══ Texto para leitura

Os produtores do Triângulo Mineiro têm duas grandes bacias hidrográficas. A área agrícola de Uberaba é de 250 mil hectares, mas em apenas seis mil foi possível implantar o sistema de irrigação. Entre as dificuldades para que a área irrigada seja maior, está a questão burocrática. Outro problema é o aumento do custo.
A legislação sobre o uso das águas vai aos poucos regulamentando a cobrança de tarifas na produção agrícola irrigada. Na região de Uberaba, o processo começou este ano pela Bacia do rio Paranaíba.
– Este valor de taxa varia por segmento. Para uso humano é um percentual, para uso agrícola é outro percentual. Mas o bom da cobrança é que não se trata de imposto. Os recursos são captados por uma agência em cada bacia. 97,5% do que for arrecadado retorna em projetos ambientais para a própria bacia hidrográfica – explica o diretor de recursos ambientais da Secretaria Municipal Uberaba, José Sidney da Silva.
No segundo dia do Congresso Nacional de Irrigação e Drenagem, que ocorre até esta quarta, dia 8, em Uberaba (MG), os participantes tiveram um dia de campo em propriedades da região. Estudantes, produtores e técnicos conheceram a realidade de quem venceu a burocracia e está investindo. Tem agricultor que depois de 18 anos produzindo no sequeiro, faz planos para escapar da seca.

════
══ Itens apresentados

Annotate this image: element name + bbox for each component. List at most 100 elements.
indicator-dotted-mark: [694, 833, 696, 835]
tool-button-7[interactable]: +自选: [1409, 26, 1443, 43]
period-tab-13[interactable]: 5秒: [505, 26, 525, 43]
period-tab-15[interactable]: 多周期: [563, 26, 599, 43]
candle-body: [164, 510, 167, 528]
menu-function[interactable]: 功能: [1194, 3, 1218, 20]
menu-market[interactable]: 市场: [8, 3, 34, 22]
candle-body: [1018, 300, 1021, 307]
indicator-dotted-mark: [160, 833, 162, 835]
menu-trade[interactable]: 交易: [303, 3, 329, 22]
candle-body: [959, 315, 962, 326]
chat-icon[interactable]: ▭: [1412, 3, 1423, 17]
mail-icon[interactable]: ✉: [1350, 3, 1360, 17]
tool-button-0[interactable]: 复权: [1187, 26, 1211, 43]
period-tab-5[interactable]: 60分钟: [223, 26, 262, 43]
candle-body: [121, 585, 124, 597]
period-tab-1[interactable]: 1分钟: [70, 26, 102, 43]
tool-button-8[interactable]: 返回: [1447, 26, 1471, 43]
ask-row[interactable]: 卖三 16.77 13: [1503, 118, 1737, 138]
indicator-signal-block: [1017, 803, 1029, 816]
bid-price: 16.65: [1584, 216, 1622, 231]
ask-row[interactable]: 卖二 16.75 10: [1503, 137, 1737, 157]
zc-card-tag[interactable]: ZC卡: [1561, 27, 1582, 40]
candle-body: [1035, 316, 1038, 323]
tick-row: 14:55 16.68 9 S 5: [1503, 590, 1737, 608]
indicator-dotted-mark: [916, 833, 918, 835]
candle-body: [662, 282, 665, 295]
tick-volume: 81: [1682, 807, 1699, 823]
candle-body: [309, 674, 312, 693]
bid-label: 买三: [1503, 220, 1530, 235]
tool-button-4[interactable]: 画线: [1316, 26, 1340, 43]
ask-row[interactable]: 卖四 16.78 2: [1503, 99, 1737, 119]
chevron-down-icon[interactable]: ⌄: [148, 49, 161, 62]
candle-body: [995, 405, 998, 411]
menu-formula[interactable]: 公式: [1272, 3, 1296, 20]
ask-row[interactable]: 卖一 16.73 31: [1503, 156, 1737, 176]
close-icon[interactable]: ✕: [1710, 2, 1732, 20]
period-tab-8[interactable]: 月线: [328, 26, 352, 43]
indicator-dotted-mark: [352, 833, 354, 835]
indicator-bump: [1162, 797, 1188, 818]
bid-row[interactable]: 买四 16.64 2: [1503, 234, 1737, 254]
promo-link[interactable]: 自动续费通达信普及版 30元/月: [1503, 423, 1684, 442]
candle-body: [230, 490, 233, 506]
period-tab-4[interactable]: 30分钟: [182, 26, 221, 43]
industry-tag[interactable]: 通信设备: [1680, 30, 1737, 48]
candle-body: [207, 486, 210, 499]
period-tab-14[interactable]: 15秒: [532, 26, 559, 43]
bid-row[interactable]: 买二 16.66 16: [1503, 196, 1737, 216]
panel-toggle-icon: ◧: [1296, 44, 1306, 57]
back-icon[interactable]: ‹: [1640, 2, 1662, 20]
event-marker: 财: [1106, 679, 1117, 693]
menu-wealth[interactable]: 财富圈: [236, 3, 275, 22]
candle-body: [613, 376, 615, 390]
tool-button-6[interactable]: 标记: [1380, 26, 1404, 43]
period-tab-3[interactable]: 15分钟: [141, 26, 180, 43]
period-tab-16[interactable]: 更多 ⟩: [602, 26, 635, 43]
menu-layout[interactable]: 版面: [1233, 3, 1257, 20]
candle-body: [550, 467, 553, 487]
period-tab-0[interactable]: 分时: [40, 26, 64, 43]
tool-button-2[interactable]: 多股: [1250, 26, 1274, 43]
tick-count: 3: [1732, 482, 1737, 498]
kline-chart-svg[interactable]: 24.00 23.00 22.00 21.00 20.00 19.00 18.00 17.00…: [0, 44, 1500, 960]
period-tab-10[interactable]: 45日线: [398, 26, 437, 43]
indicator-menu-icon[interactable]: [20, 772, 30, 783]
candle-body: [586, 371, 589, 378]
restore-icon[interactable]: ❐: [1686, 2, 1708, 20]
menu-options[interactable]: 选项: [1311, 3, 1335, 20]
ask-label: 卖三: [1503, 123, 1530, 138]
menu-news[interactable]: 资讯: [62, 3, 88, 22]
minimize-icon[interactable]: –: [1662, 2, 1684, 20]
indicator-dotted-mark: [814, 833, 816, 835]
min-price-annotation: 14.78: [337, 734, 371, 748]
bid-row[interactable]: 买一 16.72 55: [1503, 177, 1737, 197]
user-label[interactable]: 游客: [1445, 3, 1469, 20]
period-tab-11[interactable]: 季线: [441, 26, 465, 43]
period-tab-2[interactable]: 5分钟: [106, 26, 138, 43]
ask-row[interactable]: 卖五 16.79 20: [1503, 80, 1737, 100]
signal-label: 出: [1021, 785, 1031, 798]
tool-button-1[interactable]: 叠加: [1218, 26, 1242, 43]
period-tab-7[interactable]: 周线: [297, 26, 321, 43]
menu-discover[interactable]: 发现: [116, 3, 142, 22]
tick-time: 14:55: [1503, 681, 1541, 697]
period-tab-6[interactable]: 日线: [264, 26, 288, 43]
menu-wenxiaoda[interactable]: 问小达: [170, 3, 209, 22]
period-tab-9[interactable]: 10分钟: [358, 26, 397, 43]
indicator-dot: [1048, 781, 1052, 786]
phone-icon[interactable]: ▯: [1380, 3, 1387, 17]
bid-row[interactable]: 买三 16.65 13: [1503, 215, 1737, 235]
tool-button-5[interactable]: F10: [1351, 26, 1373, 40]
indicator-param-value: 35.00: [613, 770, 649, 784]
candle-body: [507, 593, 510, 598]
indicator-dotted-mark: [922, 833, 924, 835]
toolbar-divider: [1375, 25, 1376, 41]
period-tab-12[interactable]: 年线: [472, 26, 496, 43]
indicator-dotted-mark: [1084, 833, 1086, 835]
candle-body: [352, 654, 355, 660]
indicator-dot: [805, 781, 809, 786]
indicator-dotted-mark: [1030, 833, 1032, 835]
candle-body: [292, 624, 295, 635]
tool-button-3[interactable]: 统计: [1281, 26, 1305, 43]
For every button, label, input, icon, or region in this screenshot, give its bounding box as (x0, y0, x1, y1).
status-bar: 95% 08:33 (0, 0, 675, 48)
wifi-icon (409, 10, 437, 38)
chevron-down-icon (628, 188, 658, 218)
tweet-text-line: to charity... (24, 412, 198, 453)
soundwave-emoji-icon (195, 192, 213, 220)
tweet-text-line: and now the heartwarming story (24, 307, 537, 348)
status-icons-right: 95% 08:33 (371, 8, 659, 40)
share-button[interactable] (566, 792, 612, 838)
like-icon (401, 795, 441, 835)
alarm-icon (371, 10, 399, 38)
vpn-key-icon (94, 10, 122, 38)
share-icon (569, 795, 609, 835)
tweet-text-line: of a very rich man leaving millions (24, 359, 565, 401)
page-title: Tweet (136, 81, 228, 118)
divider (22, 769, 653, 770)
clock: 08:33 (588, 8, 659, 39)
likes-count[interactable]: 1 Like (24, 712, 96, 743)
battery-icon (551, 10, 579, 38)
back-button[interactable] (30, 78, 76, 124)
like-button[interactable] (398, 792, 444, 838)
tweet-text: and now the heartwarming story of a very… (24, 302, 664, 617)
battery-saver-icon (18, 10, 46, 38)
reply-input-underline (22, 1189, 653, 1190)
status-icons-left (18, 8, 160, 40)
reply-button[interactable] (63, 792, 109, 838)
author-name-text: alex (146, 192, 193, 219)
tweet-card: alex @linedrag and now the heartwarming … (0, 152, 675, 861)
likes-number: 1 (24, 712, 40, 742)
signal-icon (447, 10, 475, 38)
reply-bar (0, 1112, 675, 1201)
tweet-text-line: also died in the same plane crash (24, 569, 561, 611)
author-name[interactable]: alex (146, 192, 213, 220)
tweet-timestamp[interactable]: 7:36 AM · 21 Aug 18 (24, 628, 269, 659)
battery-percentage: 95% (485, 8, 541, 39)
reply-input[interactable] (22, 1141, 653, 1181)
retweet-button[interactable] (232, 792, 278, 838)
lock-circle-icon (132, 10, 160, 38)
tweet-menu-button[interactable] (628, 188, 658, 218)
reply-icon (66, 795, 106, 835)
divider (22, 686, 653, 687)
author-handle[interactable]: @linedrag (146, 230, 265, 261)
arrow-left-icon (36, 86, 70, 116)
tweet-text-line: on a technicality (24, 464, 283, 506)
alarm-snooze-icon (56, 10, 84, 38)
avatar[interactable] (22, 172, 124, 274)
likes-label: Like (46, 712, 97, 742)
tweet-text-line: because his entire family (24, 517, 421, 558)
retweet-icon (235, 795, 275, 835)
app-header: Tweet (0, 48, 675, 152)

════

● **Enunciado 1**:
Responda com base no texto sobre irrigação em Uberaba:
(a) Qual é a área agrícola de Uberaba, em hectares?
(b) Por qual bacia começou este ano o processo de cobrança na região de Uberaba?
(c) Que percentual do que for arrecadado retorna em projetos ambientais para a própria bacia hidrográfica?
● **Enunciado 2**: Transcreva o trecho do texto sobre irrigação em Uberaba, começando com "Os produtores do" e seguindo até "do rio Paranaíba.".

● **Espaço de resposta 1**:
(a) 250 mil hectares.
(b) Pela Bacia do rio Paranaíba.
(c) 97,5%.

● **Espaço de resposta 2**:
Os produtores do Triângulo Mineiro têm duas grandes bacias hidrográficas. A área agrícola de Uberaba é de 250 mil hectares, mas em apenas seis mil foi possível implantar o sistema de irrigação. Entre as dificuldades para que a área irrigada seja maior, está a questão burocrática. Outro problema é o aumento do custo.
A legislação sobre o uso das águas vai aos poucos regulamentando a cobrança de tarifas na produção agrícola irrigada. Na região de Uberaba, o processo começou este ano pela Bacia do rio Paranaíba.